Each line that holds the word "values" counts once; report how many lines do so and nothing else.

[Records from a data collection]
▼

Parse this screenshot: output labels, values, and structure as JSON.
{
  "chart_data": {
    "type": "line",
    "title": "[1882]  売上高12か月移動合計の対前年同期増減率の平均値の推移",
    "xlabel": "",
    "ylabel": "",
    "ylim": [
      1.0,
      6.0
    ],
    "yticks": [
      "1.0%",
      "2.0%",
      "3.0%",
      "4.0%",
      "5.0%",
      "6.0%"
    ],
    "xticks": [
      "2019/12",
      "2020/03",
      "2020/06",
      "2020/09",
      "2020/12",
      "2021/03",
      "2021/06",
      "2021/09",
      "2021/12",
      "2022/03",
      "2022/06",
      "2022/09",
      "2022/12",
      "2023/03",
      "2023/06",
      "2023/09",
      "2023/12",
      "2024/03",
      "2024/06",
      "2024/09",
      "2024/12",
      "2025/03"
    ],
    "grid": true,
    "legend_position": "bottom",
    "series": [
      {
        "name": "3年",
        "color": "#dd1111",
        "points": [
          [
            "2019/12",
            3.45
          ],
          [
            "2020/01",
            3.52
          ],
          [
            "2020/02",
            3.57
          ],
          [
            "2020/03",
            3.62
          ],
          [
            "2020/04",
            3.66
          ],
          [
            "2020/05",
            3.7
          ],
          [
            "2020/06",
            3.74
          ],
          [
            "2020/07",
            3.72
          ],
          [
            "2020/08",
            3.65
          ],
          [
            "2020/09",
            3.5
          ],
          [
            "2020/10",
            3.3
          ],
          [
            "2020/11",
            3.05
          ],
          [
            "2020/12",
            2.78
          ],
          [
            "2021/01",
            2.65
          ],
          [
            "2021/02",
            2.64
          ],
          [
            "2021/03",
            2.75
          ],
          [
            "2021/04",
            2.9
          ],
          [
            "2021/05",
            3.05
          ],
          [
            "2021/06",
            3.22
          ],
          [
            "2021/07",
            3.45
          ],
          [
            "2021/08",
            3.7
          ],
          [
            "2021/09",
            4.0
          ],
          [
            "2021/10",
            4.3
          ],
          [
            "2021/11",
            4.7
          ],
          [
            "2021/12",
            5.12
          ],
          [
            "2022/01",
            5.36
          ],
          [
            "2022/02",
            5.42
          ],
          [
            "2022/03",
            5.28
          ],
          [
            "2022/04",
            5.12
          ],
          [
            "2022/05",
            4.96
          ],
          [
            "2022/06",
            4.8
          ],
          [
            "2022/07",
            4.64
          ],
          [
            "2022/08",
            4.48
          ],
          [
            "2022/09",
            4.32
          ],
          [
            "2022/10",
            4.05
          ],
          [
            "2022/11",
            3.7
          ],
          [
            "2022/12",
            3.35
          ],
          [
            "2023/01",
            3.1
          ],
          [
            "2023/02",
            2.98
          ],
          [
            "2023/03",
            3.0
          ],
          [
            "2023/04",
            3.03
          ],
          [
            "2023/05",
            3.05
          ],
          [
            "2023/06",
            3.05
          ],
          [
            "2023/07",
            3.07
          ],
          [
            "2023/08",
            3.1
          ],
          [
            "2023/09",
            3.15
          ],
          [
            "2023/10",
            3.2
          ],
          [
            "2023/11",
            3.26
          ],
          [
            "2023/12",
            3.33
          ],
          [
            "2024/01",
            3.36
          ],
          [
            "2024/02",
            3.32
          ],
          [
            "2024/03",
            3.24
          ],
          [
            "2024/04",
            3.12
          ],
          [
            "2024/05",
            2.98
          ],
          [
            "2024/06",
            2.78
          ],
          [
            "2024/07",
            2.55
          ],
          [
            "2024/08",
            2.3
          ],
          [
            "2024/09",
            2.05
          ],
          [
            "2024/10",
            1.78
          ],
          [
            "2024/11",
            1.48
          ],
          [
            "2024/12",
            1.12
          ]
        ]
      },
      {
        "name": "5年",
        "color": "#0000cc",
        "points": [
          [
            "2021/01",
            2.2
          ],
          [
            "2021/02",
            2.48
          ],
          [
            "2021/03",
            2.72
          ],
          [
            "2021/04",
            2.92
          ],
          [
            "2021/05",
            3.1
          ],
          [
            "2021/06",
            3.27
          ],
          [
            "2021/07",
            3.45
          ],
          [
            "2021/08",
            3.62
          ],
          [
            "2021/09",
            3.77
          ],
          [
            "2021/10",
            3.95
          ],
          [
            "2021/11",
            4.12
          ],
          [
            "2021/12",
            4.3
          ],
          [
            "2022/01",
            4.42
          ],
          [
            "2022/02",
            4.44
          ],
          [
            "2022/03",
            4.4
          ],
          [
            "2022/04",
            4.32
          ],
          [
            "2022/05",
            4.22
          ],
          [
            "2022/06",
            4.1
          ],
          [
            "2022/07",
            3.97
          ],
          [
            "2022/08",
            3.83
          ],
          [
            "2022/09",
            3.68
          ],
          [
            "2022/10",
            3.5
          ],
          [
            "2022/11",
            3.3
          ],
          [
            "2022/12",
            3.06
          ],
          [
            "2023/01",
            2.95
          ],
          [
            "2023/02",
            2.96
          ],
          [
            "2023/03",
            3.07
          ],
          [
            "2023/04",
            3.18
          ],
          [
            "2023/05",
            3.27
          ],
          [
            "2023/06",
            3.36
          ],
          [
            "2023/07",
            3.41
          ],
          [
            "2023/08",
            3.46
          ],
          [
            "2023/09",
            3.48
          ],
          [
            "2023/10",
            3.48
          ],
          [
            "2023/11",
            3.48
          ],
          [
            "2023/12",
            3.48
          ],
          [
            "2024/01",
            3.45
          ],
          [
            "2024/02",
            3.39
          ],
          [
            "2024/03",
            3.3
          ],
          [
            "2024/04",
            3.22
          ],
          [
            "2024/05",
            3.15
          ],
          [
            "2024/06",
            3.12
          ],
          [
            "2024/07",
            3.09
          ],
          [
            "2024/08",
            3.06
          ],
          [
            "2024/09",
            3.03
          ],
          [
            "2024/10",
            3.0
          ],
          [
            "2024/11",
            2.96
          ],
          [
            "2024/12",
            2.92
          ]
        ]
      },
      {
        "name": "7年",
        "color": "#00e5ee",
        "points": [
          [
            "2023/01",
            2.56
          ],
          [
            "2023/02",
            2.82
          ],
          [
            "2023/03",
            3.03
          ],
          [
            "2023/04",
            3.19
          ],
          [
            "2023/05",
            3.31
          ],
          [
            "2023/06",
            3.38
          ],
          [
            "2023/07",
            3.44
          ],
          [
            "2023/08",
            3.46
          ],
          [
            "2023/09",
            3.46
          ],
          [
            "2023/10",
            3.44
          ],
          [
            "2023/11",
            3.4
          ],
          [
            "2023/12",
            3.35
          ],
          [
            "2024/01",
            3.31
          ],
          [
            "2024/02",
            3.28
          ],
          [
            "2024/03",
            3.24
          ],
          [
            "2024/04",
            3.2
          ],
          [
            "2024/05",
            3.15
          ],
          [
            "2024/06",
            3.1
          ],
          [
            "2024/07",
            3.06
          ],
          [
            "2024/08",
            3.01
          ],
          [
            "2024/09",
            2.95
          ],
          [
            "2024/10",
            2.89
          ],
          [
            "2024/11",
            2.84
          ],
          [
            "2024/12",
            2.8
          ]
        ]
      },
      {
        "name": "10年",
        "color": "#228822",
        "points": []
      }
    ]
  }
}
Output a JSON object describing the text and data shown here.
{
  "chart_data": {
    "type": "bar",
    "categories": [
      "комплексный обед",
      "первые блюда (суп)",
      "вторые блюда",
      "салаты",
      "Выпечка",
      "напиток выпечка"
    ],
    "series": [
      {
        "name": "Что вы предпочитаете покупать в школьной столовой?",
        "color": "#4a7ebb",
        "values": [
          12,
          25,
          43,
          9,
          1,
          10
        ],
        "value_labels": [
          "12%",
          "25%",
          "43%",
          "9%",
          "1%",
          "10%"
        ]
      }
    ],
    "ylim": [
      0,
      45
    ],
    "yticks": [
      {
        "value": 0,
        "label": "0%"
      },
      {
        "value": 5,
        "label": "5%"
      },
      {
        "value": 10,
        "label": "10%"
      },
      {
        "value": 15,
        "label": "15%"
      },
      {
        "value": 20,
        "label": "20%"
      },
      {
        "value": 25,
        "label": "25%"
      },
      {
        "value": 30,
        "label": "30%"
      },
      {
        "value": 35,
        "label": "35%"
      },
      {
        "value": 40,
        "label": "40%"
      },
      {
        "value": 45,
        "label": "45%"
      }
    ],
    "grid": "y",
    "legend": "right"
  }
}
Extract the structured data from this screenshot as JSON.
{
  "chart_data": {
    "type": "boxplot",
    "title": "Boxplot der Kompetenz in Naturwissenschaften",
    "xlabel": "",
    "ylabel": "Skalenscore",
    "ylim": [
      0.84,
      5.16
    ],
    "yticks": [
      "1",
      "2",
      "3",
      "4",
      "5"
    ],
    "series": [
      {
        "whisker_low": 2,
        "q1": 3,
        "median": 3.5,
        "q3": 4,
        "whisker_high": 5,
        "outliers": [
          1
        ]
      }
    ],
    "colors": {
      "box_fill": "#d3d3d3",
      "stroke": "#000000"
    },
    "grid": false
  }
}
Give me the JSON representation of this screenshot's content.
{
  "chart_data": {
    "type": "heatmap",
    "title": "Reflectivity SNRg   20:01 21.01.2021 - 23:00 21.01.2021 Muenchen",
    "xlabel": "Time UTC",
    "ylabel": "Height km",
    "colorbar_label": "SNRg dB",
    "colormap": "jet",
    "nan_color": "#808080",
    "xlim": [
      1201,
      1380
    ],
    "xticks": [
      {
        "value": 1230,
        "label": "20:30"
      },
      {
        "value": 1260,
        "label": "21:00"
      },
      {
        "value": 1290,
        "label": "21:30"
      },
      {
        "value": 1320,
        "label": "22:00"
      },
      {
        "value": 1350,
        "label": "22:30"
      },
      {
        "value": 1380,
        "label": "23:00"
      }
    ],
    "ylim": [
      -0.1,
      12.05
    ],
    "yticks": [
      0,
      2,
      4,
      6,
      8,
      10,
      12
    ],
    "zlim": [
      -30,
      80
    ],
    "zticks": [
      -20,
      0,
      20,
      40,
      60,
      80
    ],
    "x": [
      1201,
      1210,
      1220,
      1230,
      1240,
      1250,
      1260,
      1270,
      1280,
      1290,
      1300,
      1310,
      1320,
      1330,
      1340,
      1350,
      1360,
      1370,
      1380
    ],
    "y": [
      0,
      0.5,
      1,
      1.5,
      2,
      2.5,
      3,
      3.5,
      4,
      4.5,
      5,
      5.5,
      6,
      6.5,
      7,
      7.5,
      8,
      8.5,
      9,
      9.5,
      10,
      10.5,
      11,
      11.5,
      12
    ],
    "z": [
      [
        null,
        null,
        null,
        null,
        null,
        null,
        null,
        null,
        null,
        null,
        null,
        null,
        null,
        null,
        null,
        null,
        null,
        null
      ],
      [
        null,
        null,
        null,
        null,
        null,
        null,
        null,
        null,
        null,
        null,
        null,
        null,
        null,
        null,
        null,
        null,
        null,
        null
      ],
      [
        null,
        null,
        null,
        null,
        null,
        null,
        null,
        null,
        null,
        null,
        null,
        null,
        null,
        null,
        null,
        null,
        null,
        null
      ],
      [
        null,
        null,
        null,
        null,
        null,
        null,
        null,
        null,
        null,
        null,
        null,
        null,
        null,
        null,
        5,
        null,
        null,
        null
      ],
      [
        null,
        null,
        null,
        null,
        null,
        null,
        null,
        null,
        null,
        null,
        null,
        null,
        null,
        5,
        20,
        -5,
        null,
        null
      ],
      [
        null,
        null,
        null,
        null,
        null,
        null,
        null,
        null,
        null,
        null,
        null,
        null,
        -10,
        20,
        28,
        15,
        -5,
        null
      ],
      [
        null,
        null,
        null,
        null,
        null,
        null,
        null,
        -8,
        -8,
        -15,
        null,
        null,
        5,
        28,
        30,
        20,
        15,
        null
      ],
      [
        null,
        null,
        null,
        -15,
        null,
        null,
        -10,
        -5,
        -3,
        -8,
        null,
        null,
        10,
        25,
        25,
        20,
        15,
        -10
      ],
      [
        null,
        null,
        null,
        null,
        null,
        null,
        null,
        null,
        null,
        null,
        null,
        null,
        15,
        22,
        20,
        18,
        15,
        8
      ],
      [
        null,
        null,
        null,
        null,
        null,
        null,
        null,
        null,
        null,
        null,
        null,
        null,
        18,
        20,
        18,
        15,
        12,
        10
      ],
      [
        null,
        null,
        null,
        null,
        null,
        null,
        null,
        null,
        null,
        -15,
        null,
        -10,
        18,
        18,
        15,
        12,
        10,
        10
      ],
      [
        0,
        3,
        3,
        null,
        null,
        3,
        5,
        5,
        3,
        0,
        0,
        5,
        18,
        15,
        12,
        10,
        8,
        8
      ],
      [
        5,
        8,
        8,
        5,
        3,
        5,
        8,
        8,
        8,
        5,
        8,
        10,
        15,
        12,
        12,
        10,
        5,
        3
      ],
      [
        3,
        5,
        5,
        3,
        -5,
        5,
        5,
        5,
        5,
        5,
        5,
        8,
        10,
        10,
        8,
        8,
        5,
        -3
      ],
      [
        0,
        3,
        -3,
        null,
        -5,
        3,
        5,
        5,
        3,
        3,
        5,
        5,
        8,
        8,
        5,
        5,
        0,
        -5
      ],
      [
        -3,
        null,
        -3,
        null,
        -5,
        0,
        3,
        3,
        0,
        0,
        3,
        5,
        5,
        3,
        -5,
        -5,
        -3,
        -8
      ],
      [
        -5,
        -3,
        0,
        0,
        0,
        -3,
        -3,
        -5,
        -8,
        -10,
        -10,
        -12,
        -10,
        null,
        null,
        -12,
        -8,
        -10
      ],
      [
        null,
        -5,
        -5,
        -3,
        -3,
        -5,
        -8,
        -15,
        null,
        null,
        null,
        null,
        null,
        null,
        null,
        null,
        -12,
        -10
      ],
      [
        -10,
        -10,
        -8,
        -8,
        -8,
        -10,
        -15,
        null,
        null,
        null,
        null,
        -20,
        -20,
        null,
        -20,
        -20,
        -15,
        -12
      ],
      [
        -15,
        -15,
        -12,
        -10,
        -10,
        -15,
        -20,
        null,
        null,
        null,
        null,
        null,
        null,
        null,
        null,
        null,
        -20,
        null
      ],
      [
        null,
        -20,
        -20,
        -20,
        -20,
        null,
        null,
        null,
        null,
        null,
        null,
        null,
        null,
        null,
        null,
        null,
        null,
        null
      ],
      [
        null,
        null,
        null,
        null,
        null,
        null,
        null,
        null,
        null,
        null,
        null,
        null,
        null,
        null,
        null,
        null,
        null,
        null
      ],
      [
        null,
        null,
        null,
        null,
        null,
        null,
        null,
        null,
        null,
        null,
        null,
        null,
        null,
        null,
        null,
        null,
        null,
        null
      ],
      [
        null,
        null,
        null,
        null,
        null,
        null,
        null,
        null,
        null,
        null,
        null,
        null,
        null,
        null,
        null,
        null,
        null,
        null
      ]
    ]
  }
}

▲

_Answer to this task:_
2